Copy every line of the entries that includes the word "indicators".

— begin Information supplied —

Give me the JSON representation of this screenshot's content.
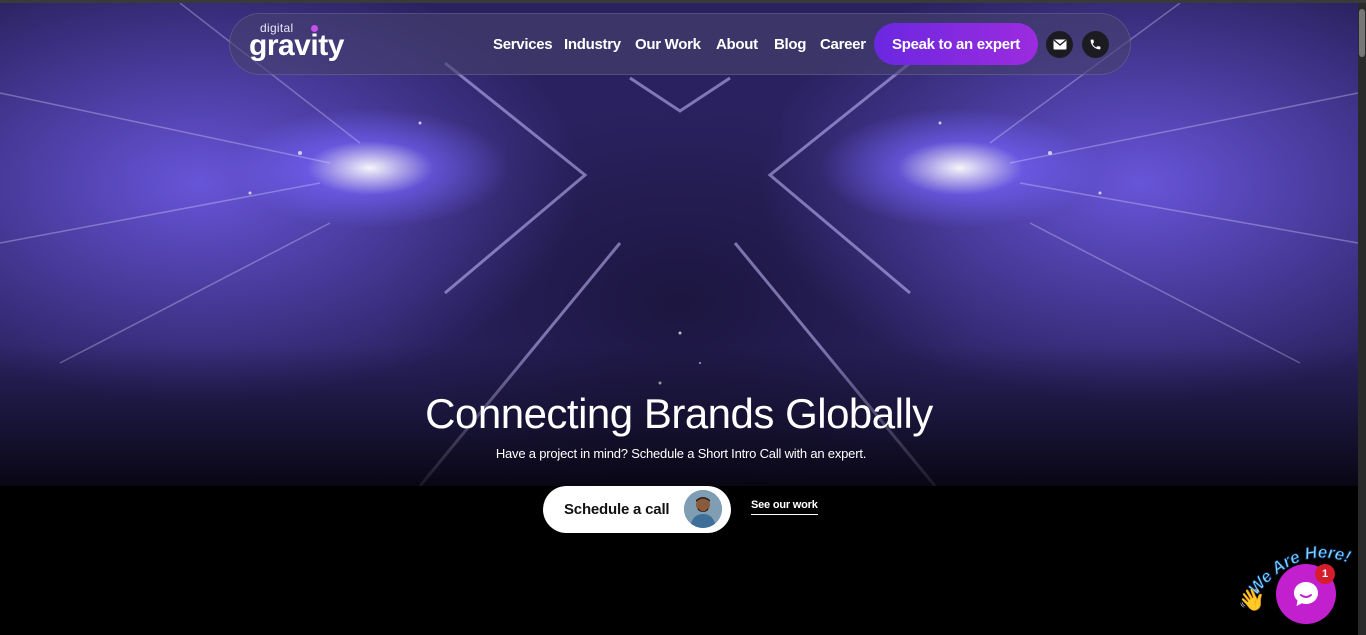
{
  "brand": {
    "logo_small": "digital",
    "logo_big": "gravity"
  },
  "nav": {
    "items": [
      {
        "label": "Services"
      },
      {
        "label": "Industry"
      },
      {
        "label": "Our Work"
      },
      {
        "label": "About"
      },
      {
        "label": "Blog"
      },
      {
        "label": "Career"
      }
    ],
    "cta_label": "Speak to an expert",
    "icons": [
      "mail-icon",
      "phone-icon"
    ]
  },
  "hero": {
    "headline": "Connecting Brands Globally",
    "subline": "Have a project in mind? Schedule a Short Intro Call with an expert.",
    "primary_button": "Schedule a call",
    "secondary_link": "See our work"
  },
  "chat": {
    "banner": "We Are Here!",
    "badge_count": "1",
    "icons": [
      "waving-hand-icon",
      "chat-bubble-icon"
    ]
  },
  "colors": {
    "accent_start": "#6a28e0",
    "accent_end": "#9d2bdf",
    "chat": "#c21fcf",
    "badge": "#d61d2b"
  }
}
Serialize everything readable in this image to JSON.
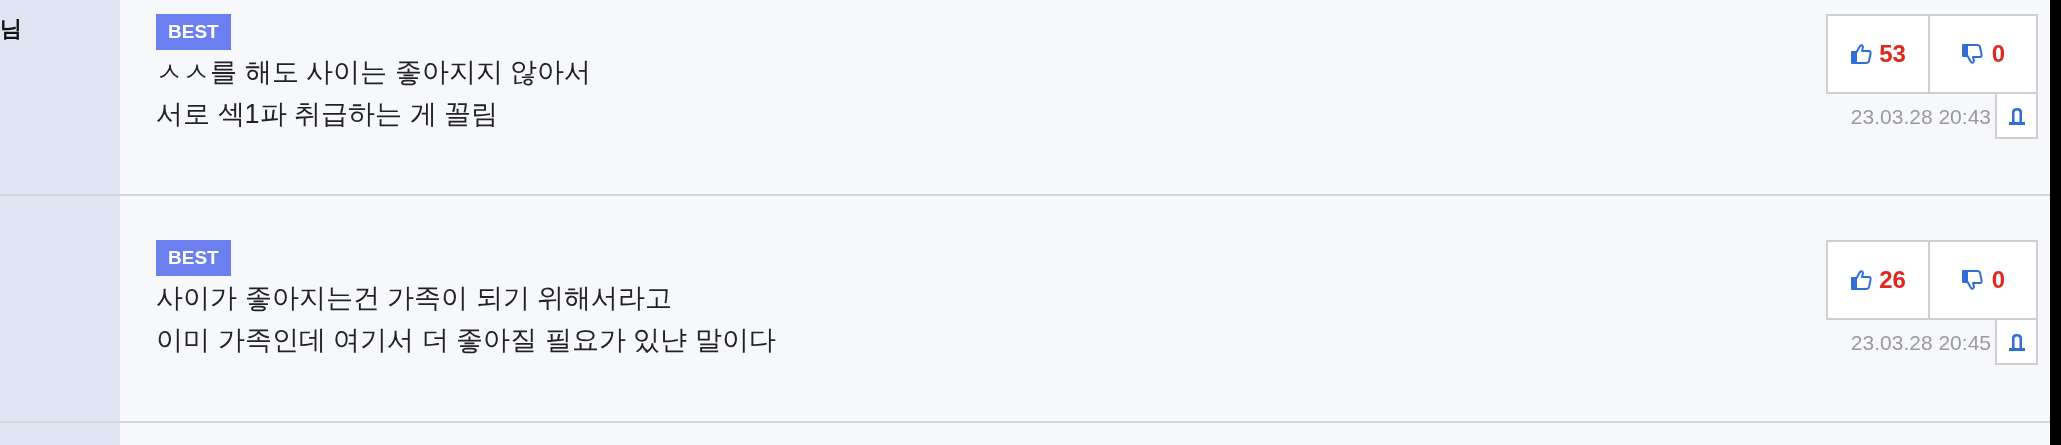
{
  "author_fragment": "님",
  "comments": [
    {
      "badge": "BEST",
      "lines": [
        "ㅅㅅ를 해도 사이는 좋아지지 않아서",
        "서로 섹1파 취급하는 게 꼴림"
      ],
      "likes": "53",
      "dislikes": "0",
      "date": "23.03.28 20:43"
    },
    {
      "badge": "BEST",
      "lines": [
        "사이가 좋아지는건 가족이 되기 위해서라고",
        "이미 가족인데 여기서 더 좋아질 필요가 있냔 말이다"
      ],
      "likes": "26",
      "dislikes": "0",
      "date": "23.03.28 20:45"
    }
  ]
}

— end Information supplied —
— begin Information supplied —

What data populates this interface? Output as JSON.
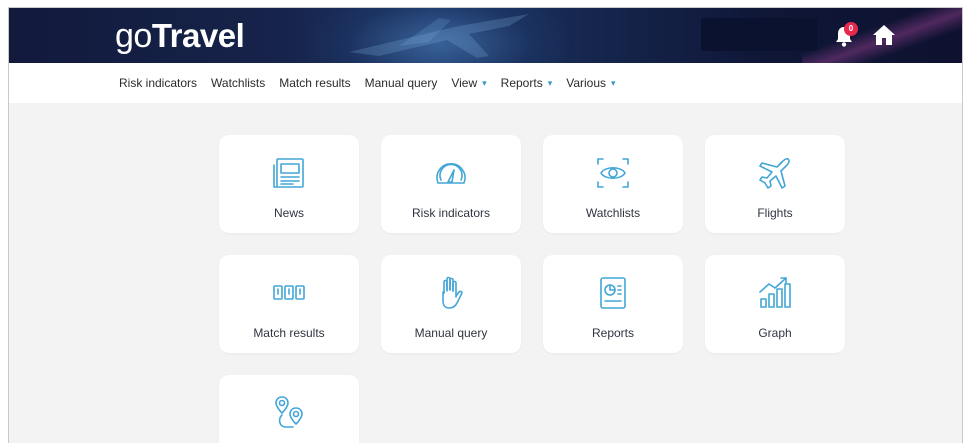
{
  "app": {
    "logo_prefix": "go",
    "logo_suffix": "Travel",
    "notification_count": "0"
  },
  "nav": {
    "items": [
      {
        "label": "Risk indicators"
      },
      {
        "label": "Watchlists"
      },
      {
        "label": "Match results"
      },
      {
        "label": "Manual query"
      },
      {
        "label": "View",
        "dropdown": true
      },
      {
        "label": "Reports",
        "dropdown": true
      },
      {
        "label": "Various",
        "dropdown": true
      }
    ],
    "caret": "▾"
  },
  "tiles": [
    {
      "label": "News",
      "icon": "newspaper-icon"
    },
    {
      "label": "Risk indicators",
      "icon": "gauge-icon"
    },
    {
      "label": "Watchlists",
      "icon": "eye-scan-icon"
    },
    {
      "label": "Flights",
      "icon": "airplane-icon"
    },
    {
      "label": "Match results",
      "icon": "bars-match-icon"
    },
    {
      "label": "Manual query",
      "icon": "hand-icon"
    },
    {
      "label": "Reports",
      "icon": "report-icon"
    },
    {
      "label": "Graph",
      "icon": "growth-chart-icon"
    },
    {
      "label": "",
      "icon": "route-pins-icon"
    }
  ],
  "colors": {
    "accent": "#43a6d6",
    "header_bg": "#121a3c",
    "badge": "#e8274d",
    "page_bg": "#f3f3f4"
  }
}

— end Information supplied —

• _Result for this task_
        "label": "Risk indicators"
      "label": "Risk indicators",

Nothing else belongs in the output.